### GOAL
Reproduce the records word for word from the very first line, stopping after the line that contains "family-photo xyxy=(687,175,1216,527)".

* Begin EXERCISE MATERIALS *

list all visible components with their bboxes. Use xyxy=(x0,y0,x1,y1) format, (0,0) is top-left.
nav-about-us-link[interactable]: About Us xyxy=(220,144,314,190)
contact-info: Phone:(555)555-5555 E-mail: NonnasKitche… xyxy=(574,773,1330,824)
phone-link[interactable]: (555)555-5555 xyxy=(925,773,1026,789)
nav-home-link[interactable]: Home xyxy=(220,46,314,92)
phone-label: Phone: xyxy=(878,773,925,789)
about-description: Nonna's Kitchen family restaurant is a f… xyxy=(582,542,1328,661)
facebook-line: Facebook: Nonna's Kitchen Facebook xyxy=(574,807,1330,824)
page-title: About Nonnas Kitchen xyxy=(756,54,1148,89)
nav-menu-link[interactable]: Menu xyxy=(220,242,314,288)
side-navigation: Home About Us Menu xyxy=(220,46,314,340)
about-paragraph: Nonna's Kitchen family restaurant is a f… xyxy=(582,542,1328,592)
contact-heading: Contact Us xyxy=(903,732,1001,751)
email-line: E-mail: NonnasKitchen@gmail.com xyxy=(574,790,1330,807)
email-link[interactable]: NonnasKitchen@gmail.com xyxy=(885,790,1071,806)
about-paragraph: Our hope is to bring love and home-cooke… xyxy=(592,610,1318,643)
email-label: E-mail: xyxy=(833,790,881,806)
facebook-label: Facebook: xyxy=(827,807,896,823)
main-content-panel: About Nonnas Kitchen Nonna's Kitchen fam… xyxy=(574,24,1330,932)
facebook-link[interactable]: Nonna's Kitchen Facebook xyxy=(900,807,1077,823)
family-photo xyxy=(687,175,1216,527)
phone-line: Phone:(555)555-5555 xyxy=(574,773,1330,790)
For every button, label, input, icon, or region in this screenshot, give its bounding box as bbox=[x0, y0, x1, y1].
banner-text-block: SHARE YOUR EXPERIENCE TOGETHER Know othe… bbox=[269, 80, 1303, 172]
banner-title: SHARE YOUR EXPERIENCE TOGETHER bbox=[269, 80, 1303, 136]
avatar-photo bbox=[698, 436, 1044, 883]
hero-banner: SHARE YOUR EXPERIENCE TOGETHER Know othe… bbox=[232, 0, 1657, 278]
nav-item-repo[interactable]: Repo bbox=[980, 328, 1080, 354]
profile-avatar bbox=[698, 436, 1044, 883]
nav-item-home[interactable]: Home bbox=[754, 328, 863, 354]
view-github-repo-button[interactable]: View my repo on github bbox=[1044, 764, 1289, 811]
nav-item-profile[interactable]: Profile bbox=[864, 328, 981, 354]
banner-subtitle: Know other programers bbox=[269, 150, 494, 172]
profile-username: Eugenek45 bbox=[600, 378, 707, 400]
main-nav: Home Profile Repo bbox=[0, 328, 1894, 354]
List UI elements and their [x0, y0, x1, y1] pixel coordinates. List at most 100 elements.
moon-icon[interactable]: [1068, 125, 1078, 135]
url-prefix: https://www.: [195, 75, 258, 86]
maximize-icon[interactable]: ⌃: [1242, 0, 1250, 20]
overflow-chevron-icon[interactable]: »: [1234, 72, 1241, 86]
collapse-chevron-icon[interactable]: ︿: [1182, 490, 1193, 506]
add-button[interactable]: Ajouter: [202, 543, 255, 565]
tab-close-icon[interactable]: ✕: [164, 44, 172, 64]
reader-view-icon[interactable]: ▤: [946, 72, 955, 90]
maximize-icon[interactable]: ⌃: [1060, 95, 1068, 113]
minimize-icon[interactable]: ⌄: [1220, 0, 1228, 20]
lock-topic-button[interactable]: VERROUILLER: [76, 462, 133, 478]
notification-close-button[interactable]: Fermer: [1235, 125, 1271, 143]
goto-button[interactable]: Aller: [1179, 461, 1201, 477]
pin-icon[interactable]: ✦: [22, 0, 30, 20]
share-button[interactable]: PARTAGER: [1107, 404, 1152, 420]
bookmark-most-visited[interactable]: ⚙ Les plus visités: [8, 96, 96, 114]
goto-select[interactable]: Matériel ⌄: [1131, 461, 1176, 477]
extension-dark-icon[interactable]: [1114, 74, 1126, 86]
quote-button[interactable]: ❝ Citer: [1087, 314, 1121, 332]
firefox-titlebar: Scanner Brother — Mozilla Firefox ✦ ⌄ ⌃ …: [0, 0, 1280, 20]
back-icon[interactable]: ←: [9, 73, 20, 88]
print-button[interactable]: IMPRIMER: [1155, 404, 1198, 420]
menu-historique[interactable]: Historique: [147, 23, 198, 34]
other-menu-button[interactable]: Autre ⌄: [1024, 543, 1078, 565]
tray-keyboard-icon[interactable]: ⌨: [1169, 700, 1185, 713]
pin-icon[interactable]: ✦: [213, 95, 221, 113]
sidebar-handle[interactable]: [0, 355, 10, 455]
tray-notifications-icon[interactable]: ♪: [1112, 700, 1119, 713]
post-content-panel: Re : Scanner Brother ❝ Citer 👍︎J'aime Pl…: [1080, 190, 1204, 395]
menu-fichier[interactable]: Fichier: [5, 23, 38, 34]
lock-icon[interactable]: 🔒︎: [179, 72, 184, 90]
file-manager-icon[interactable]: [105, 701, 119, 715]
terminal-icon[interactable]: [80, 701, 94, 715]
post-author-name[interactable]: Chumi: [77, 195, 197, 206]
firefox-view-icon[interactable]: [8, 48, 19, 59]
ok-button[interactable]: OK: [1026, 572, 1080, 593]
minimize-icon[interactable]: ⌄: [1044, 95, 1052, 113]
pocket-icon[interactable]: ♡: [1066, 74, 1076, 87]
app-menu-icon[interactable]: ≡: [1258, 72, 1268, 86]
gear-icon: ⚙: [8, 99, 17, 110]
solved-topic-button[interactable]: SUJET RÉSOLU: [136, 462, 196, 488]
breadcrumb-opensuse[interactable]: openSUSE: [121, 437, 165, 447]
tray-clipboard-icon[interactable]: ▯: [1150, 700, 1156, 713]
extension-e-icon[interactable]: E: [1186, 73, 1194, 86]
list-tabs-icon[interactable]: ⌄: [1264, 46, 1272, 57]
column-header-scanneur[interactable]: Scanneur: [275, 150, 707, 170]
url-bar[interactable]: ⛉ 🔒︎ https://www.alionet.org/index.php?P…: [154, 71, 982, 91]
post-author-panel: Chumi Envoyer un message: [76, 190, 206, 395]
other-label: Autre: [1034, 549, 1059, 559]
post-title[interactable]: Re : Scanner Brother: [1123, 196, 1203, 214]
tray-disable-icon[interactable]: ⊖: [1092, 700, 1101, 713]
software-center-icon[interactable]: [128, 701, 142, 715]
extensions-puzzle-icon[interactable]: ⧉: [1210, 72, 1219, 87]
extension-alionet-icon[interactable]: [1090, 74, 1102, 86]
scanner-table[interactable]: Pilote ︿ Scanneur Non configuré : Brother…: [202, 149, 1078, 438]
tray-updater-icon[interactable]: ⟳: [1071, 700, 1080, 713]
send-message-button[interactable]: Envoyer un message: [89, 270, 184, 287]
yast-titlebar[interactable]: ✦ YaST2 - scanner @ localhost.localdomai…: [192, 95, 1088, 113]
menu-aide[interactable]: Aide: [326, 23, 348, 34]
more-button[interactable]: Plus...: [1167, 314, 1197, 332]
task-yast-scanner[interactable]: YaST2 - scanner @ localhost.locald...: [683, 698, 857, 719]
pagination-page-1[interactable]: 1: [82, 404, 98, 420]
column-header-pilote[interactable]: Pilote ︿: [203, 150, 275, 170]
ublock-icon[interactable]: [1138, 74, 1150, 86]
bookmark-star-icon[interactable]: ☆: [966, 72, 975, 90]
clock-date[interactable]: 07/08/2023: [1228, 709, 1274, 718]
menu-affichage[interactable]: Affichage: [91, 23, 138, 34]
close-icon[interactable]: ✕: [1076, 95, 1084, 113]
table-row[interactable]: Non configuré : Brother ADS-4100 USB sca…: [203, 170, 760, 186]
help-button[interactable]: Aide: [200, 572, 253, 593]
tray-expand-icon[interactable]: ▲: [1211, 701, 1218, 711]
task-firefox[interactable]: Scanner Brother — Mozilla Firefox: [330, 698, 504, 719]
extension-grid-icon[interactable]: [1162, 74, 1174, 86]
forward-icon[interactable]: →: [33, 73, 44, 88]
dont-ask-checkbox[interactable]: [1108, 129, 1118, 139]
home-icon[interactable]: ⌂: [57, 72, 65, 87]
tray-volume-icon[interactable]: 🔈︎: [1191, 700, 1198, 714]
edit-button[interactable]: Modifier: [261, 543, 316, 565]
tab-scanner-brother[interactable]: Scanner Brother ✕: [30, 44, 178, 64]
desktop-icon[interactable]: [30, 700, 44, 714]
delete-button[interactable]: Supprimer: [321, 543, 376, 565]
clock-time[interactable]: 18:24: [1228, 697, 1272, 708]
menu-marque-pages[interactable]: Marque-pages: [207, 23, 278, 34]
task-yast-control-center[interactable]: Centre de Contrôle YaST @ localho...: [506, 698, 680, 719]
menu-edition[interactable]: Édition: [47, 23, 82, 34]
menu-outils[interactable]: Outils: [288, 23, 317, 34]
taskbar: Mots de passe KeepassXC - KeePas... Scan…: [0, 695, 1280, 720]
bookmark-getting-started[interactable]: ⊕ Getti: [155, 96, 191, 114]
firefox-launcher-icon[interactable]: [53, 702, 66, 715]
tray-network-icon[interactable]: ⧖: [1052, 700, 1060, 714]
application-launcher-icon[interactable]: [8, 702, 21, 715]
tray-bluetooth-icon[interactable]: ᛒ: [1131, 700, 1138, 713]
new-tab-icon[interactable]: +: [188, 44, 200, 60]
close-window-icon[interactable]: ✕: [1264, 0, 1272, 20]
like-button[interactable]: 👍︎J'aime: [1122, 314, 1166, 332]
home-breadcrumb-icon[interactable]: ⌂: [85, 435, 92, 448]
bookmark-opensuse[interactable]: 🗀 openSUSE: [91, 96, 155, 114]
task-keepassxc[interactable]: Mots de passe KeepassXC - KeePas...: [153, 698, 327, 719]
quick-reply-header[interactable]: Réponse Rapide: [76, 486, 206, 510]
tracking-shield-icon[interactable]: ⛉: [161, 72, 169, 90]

* End EXERCISE MATERIALS *

### TASK RESULT
list all visible components with their bboxes. Use xyxy=(x0,y0,x1,y1) format, (0,0) is top-left.
nav-about-us-link[interactable]: About Us xyxy=(220,144,314,190)
contact-info: Phone:(555)555-5555 E-mail: NonnasKitche… xyxy=(574,773,1330,824)
phone-link[interactable]: (555)555-5555 xyxy=(925,773,1026,789)
nav-home-link[interactable]: Home xyxy=(220,46,314,92)
phone-label: Phone: xyxy=(878,773,925,789)
about-description: Nonna's Kitchen family restaurant is a f… xyxy=(582,542,1328,661)
facebook-line: Facebook: Nonna's Kitchen Facebook xyxy=(574,807,1330,824)
page-title: About Nonnas Kitchen xyxy=(756,54,1148,89)
nav-menu-link[interactable]: Menu xyxy=(220,242,314,288)
side-navigation: Home About Us Menu xyxy=(220,46,314,340)
about-paragraph: Nonna's Kitchen family restaurant is a f… xyxy=(582,542,1328,592)
contact-heading: Contact Us xyxy=(903,732,1001,751)
email-line: E-mail: NonnasKitchen@gmail.com xyxy=(574,790,1330,807)
email-link[interactable]: NonnasKitchen@gmail.com xyxy=(885,790,1071,806)
about-paragraph: Our hope is to bring love and home-cooke… xyxy=(592,610,1318,643)
email-label: E-mail: xyxy=(833,790,881,806)
facebook-label: Facebook: xyxy=(827,807,896,823)
main-content-panel: About Nonnas Kitchen Nonna's Kitchen fam… xyxy=(574,24,1330,932)
facebook-link[interactable]: Nonna's Kitchen Facebook xyxy=(900,807,1077,823)
family-photo xyxy=(687,175,1216,527)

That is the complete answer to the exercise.